Count lines holding the word "marg". Only the number is wanted.

+++

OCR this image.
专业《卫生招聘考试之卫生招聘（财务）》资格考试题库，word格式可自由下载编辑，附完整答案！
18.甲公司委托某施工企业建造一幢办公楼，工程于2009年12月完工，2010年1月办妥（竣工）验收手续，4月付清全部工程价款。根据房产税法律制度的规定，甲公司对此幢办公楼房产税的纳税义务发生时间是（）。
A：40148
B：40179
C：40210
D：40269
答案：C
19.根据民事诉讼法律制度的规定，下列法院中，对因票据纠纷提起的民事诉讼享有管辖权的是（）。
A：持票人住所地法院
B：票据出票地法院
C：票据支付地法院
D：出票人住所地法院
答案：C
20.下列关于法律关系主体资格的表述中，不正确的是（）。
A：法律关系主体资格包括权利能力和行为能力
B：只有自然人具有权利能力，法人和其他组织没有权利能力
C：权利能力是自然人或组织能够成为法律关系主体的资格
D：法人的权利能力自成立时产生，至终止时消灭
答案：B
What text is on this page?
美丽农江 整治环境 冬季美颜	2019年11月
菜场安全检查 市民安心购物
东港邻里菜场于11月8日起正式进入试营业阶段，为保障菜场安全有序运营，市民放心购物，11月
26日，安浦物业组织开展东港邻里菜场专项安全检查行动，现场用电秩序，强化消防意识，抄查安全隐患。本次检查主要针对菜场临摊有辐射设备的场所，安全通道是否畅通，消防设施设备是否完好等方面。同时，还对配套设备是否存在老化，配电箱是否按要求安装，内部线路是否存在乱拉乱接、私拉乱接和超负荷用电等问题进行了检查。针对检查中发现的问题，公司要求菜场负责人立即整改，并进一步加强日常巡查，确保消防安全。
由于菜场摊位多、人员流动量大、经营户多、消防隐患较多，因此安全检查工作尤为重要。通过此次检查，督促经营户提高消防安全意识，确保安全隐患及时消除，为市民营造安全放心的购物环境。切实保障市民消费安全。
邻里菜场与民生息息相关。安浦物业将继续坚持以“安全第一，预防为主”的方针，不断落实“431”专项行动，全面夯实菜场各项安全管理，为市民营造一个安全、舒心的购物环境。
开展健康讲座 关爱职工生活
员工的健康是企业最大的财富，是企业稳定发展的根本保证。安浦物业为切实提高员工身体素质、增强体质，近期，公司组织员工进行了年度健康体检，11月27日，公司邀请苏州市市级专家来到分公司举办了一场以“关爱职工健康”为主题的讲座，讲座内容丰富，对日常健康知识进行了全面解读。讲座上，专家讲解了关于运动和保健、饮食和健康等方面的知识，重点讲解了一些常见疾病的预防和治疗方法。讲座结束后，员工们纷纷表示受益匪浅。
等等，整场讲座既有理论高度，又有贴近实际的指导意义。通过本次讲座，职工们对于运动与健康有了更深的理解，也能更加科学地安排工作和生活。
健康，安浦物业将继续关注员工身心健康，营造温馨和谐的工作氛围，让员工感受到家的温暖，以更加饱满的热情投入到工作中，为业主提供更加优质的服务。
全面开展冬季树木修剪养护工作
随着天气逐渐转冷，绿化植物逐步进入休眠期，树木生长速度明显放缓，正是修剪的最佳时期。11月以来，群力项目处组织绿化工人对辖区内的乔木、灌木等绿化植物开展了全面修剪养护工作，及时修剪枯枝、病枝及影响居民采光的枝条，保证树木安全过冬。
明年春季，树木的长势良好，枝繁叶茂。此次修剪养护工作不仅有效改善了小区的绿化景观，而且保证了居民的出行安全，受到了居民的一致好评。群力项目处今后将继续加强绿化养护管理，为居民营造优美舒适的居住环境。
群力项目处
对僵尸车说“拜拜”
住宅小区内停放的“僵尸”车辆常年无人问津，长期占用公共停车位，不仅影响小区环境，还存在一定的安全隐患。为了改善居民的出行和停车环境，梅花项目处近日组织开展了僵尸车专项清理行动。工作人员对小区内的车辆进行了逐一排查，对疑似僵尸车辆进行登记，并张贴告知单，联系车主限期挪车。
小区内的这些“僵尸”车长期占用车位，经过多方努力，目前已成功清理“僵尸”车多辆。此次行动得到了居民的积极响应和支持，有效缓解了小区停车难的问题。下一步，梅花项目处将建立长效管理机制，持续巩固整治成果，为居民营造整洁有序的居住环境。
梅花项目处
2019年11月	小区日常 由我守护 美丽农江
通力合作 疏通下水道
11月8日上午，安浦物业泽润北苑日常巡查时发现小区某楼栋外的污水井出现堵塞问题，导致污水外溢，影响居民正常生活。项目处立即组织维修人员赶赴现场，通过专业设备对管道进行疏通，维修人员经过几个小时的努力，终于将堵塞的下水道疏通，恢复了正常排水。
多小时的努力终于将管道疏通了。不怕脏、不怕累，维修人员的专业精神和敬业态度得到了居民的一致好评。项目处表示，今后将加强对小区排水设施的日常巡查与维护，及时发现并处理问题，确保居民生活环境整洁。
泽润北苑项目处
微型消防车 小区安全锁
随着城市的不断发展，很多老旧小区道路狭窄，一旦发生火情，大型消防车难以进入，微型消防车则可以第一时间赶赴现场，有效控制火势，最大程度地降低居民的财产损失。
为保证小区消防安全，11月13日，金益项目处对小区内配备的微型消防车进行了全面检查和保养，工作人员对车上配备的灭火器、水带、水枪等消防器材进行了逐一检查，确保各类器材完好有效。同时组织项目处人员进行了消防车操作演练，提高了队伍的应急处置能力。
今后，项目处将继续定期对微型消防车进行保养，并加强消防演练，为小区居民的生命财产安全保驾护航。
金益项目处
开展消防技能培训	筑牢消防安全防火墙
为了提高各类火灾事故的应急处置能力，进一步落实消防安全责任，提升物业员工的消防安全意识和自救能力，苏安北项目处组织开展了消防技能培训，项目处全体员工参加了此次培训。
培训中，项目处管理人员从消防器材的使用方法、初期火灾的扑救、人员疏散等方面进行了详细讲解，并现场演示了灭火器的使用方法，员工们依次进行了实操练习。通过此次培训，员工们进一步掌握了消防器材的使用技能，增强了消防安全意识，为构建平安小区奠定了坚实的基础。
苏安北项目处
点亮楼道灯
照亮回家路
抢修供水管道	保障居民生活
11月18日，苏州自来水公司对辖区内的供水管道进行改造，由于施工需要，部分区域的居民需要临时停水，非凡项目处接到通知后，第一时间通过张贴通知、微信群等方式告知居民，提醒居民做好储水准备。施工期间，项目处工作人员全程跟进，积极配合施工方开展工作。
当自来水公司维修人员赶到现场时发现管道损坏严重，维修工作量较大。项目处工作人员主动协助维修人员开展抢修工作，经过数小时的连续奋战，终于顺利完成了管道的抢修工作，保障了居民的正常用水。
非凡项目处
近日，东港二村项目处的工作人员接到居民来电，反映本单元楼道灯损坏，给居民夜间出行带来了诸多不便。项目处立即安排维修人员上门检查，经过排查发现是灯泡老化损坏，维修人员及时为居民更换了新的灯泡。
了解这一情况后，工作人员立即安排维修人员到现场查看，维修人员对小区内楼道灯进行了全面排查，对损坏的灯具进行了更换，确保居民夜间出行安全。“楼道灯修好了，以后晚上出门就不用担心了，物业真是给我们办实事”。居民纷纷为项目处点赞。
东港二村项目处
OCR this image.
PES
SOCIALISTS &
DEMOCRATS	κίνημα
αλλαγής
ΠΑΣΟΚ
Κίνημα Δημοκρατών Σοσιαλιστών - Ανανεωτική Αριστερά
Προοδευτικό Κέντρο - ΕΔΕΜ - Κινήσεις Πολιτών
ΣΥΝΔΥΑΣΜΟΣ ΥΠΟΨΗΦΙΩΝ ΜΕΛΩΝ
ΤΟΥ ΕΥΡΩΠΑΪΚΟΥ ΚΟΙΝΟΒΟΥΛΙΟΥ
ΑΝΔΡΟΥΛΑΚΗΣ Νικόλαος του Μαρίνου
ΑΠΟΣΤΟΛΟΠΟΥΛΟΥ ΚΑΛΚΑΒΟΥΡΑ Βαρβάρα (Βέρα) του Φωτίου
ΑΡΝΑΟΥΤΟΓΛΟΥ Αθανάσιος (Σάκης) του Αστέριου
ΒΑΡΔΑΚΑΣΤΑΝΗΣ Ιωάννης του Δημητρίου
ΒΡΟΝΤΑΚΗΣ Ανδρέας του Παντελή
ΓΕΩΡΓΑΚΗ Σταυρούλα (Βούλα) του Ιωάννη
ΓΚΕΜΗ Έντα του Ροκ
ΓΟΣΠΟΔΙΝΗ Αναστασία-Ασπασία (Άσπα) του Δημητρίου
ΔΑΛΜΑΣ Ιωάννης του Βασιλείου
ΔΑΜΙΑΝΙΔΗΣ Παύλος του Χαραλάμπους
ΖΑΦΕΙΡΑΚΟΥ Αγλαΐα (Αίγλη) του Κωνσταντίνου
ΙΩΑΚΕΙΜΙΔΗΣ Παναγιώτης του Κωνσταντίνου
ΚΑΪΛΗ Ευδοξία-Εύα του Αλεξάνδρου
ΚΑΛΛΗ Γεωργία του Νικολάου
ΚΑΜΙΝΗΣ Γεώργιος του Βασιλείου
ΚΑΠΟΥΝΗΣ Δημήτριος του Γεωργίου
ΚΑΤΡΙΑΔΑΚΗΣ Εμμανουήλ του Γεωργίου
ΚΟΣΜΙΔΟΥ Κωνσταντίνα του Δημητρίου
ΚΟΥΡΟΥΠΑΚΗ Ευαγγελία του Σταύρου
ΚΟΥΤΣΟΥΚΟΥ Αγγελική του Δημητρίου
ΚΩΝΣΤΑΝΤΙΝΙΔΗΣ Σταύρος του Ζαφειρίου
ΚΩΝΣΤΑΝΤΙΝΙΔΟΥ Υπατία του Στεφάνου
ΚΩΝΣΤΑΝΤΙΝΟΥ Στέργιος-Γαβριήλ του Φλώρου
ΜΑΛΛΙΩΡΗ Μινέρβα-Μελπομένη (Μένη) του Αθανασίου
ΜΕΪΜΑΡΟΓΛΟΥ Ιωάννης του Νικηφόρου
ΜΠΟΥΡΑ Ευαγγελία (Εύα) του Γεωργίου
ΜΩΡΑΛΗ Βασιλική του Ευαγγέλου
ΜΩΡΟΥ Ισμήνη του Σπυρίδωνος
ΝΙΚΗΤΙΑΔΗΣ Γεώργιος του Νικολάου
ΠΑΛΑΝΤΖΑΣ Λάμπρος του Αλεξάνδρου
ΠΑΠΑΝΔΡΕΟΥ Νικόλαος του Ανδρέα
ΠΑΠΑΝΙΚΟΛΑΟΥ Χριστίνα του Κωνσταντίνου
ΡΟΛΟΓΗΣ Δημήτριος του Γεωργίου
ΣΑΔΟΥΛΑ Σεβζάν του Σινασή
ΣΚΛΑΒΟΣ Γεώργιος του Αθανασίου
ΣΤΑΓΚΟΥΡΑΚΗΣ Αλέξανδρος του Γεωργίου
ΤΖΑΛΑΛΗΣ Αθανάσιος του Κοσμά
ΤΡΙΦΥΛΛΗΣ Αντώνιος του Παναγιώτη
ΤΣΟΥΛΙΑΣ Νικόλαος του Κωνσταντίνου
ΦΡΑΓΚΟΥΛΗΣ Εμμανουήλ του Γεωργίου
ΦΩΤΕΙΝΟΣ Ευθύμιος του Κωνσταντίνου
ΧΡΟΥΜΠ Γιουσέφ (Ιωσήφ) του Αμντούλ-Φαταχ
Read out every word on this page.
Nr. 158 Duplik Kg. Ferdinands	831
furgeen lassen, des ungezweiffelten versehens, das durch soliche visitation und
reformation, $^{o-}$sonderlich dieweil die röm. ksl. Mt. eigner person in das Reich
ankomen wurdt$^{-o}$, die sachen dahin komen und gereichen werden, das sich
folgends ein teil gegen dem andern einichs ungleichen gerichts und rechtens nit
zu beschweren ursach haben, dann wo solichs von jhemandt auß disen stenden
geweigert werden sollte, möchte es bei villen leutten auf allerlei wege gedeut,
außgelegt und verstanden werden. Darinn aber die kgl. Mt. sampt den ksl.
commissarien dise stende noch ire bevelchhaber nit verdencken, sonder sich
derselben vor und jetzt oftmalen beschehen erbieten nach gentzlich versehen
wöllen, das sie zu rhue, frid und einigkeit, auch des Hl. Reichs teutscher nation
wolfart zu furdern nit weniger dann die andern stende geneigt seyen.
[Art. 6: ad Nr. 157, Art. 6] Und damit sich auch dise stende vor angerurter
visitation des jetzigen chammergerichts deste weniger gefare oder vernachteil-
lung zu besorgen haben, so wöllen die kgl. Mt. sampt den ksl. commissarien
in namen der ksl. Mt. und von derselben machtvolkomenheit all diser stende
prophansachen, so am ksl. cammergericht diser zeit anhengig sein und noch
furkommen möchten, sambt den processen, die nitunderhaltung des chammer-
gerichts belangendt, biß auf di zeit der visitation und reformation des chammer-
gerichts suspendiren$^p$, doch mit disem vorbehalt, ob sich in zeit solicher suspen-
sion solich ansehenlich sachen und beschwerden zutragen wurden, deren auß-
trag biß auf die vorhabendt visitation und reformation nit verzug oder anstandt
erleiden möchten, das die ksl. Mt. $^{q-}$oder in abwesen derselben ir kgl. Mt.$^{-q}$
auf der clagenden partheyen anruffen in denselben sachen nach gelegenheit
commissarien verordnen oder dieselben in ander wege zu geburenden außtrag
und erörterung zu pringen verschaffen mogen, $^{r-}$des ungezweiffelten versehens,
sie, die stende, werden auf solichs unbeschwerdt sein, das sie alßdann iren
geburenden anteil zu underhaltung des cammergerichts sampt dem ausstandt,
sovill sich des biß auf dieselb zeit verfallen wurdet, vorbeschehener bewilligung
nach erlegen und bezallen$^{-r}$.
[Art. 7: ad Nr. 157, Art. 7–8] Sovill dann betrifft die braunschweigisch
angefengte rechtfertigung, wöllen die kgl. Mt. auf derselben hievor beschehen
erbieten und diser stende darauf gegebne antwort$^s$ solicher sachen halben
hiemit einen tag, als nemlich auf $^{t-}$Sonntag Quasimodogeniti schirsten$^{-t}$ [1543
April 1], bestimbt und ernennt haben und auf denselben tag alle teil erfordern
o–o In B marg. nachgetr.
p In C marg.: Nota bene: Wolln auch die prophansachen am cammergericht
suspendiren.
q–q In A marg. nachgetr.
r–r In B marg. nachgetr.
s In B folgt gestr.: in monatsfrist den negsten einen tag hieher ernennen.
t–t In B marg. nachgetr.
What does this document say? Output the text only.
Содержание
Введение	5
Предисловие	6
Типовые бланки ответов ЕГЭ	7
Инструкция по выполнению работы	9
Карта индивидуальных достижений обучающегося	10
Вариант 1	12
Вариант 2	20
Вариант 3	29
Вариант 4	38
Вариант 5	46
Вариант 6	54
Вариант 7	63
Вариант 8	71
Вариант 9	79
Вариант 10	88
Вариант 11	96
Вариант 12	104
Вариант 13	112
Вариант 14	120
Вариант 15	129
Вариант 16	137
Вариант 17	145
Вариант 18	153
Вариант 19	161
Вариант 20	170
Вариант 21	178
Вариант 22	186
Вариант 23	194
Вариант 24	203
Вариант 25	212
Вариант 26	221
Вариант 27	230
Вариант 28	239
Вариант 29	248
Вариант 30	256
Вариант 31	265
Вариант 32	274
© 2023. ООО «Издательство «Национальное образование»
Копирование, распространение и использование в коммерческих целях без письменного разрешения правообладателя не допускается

+++

TASK SOLUTION »
5